##### Given data

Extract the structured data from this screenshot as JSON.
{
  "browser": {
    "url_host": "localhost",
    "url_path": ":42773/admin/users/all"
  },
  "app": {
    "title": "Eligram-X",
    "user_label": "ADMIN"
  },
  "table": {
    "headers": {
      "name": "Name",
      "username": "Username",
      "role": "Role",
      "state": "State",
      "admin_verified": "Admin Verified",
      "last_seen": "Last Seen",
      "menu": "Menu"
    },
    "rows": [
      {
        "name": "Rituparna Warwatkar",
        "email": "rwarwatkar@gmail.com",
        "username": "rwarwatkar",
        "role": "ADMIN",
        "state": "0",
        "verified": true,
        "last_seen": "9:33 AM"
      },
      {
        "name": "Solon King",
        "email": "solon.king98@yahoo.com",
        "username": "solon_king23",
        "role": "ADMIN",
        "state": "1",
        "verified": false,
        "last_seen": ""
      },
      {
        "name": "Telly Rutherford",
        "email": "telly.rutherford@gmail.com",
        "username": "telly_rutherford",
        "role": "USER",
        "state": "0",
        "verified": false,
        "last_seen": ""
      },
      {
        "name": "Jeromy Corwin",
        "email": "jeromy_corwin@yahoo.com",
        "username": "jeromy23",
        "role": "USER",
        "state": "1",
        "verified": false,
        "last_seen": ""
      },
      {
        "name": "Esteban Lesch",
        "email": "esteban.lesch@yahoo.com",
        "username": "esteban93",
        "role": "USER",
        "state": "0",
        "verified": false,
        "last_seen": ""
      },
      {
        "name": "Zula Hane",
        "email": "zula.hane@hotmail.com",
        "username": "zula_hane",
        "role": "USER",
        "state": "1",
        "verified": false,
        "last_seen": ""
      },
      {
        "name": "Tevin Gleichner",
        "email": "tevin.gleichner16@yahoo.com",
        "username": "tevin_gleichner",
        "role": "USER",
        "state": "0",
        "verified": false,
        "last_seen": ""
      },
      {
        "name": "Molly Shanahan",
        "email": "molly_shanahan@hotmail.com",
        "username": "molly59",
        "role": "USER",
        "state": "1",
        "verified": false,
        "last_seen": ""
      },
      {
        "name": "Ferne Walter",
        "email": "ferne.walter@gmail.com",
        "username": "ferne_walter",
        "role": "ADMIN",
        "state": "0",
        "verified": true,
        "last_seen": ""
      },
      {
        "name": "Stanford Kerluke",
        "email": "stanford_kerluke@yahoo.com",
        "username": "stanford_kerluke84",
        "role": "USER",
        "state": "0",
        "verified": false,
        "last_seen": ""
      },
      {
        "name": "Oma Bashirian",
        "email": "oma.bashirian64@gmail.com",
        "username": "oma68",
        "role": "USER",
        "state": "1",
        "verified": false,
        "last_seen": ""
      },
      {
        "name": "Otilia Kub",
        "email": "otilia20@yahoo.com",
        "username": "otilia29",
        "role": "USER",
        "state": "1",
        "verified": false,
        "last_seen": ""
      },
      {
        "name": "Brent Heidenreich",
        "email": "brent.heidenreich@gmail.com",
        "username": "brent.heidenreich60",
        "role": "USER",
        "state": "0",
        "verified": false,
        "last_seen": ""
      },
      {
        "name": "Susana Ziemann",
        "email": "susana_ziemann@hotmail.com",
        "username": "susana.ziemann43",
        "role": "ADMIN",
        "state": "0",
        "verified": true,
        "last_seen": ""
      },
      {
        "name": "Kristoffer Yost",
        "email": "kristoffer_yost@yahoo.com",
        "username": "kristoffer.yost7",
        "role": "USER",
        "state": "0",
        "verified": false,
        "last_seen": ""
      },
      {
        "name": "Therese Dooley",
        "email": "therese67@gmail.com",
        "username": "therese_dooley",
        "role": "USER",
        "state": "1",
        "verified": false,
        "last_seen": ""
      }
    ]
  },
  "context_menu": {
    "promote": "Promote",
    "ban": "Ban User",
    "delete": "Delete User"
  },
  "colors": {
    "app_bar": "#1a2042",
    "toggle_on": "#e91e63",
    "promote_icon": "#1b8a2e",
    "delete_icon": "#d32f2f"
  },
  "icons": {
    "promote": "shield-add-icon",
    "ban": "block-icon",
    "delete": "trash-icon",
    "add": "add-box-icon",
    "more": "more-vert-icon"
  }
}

##########

Collect each line containing the string "rwarwatkar".

• [Reply to the task]
        "email": "rwarwatkar@gmail.com",
        "username": "rwarwatkar",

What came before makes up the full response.